Items from a data source
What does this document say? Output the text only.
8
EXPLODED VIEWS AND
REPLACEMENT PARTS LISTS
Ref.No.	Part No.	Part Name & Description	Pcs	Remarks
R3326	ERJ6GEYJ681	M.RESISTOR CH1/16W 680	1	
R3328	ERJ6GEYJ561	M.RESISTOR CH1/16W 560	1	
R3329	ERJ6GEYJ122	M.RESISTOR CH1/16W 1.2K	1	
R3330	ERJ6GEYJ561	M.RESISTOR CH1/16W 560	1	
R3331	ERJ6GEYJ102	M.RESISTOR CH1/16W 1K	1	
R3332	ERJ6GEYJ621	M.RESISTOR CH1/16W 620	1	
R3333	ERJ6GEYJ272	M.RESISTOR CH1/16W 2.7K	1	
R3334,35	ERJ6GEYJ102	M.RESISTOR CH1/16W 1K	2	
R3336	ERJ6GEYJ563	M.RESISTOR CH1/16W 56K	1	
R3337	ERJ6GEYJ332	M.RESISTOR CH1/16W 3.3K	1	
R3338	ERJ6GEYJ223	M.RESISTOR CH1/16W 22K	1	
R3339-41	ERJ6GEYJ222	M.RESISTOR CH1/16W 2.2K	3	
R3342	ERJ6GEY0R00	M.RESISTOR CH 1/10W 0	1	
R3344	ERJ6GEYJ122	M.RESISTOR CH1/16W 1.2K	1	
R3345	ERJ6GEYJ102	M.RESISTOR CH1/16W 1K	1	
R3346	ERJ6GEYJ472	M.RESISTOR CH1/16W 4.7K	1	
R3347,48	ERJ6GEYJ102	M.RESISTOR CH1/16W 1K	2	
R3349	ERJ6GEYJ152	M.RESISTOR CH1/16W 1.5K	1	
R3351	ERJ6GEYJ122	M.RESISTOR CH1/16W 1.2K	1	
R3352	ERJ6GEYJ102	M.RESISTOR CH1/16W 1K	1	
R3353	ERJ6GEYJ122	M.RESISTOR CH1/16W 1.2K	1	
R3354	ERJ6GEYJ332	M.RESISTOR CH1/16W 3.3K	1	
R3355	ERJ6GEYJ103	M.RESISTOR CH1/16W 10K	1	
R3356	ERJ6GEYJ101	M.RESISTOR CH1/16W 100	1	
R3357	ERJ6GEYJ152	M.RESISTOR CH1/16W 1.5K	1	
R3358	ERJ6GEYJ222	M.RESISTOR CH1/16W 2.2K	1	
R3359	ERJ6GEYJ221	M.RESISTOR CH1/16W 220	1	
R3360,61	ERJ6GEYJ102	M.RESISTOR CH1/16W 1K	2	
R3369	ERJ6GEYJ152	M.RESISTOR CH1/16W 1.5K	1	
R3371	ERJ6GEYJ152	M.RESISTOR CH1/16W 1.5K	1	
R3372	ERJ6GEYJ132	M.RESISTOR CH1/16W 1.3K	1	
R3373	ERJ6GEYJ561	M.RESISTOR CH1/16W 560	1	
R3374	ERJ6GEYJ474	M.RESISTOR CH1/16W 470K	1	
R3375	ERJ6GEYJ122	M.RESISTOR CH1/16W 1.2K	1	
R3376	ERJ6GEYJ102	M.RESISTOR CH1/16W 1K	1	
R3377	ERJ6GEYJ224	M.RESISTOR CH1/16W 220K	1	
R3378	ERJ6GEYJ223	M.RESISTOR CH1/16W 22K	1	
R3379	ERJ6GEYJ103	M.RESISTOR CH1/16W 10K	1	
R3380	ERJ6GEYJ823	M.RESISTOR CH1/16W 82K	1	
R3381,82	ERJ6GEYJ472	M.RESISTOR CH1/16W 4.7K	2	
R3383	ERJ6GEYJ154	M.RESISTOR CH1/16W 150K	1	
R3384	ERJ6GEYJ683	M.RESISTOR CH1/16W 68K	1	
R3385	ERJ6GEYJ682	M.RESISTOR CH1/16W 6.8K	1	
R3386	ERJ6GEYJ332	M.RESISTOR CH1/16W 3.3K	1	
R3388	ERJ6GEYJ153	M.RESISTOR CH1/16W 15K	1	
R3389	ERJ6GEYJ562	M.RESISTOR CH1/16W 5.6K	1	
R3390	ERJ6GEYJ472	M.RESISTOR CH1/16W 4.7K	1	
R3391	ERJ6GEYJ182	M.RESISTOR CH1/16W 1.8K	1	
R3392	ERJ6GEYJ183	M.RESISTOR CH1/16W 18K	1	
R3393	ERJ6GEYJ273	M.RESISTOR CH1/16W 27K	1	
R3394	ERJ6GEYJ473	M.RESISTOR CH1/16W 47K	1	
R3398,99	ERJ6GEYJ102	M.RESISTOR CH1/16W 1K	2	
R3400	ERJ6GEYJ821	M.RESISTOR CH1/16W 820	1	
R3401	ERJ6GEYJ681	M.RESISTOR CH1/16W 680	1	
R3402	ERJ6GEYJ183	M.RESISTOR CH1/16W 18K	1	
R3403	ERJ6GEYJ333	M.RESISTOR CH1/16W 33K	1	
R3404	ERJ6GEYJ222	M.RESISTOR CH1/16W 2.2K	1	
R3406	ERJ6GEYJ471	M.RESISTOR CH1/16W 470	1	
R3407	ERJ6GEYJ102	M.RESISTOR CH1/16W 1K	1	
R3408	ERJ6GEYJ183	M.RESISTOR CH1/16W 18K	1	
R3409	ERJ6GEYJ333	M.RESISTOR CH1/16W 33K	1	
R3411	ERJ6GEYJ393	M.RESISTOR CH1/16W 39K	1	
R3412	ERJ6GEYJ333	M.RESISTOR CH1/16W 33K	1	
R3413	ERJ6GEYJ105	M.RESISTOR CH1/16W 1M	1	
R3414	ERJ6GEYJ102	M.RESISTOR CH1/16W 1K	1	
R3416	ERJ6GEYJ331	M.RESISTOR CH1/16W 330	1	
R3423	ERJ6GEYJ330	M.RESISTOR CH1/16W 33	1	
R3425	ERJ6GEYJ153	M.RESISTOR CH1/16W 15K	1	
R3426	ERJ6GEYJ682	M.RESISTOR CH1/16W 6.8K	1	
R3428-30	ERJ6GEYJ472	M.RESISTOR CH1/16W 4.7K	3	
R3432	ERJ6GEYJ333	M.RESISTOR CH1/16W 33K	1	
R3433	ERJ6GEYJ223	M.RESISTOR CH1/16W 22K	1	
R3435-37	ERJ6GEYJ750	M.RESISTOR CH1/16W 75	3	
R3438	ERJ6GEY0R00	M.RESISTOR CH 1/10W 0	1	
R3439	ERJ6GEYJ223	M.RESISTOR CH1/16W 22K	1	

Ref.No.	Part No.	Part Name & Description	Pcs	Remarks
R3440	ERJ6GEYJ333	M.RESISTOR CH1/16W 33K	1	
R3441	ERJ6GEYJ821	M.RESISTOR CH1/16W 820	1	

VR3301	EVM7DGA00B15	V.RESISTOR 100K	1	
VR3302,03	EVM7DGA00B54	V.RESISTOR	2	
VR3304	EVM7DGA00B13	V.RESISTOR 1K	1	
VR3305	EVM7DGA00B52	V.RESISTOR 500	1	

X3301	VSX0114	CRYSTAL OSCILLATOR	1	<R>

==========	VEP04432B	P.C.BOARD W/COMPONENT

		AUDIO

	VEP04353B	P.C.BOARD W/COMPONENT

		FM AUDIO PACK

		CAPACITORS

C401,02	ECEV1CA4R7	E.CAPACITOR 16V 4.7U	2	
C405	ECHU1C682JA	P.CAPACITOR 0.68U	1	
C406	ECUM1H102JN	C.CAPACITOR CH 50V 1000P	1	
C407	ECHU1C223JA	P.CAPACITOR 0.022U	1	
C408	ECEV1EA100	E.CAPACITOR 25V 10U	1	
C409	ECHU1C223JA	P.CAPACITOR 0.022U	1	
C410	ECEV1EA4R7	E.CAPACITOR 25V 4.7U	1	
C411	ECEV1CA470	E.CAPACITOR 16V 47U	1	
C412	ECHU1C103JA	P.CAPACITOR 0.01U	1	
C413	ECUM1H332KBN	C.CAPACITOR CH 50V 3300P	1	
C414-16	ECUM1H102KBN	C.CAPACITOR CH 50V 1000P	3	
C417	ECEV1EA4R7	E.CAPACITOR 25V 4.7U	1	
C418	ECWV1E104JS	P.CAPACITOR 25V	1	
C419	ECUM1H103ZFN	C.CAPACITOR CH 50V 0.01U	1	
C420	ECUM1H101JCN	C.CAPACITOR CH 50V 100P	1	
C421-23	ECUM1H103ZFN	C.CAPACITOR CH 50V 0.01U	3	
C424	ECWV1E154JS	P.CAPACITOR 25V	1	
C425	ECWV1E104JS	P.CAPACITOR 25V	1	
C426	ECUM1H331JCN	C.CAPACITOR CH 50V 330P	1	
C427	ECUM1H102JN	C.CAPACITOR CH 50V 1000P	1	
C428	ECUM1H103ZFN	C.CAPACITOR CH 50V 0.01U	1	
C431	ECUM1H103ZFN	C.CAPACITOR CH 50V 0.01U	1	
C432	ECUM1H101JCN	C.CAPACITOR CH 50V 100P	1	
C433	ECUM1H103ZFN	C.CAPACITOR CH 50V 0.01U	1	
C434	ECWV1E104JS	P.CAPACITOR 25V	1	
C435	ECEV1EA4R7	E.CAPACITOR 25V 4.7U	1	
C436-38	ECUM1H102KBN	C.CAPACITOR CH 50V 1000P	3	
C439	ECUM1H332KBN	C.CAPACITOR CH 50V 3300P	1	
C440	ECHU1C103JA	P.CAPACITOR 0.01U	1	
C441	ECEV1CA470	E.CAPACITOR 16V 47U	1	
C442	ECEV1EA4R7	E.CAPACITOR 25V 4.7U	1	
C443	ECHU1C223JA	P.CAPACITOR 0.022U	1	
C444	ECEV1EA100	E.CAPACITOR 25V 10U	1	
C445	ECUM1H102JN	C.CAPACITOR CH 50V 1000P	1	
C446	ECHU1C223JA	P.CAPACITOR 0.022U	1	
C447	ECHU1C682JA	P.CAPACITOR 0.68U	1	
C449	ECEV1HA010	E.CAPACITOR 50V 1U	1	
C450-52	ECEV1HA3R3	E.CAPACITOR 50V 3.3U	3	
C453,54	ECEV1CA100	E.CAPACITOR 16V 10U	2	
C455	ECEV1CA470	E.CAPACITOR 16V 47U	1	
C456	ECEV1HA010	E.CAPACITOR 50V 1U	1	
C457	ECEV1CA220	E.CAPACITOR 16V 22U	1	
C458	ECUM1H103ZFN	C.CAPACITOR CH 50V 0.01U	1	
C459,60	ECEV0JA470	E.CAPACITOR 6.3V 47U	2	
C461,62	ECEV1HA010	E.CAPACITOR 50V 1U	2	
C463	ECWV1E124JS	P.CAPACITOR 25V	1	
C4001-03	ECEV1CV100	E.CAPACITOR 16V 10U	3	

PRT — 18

Instructions to follow - Locate each line with the word "BOARD" and copy it.

Response for this exercise -
==========	VEP04432B	P.C.BOARD W/COMPONENT
	VEP04353B	P.C.BOARD W/COMPONENT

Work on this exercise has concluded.